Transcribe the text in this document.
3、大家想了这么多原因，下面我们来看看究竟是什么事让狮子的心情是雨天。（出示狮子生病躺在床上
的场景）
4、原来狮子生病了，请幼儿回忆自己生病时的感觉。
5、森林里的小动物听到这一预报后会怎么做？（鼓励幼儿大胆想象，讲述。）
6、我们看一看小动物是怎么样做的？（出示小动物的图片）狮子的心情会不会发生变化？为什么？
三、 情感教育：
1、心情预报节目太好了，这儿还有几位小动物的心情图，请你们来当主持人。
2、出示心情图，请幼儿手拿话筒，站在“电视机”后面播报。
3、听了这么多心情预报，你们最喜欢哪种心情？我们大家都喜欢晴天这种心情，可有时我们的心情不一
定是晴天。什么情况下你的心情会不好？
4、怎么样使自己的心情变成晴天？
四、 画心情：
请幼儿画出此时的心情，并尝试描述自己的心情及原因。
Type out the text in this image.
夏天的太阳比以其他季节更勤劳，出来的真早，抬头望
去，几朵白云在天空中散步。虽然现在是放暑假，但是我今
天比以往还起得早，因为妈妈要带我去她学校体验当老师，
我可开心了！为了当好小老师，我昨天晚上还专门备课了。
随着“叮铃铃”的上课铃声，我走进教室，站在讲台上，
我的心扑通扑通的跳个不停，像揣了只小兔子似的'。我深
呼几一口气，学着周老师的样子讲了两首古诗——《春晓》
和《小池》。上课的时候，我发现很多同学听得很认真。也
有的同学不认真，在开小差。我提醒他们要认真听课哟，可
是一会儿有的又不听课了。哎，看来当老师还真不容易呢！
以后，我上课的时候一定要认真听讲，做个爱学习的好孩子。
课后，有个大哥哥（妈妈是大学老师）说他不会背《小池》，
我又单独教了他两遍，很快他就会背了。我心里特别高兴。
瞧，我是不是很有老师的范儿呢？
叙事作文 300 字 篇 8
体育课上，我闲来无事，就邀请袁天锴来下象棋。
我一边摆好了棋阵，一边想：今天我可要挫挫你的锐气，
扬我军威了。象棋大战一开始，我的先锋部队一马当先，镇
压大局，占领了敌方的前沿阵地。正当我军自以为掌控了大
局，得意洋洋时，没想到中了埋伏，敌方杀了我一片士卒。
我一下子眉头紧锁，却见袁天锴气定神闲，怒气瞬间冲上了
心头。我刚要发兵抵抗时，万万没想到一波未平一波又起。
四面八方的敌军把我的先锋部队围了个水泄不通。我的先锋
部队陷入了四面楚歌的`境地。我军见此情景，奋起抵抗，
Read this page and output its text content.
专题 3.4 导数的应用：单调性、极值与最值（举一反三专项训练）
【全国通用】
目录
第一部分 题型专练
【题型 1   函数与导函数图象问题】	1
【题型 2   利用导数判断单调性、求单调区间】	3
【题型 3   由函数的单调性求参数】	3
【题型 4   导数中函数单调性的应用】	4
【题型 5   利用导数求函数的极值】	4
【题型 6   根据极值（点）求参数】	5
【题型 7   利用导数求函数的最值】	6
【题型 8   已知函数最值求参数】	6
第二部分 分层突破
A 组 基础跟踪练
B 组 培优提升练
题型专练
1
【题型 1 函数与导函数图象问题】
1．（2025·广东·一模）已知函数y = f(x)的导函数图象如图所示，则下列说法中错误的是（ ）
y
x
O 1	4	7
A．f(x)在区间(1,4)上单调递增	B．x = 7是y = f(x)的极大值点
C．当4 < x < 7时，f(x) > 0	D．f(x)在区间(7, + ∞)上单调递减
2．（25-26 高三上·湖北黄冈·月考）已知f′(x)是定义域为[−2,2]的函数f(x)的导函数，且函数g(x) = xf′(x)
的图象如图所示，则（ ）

__Problem description__.
Look for "this" and pull out every line that has it.

__Exercise response__.
Transcribe the text in this document.
Type out the text in this image.
Read this page and output its text content.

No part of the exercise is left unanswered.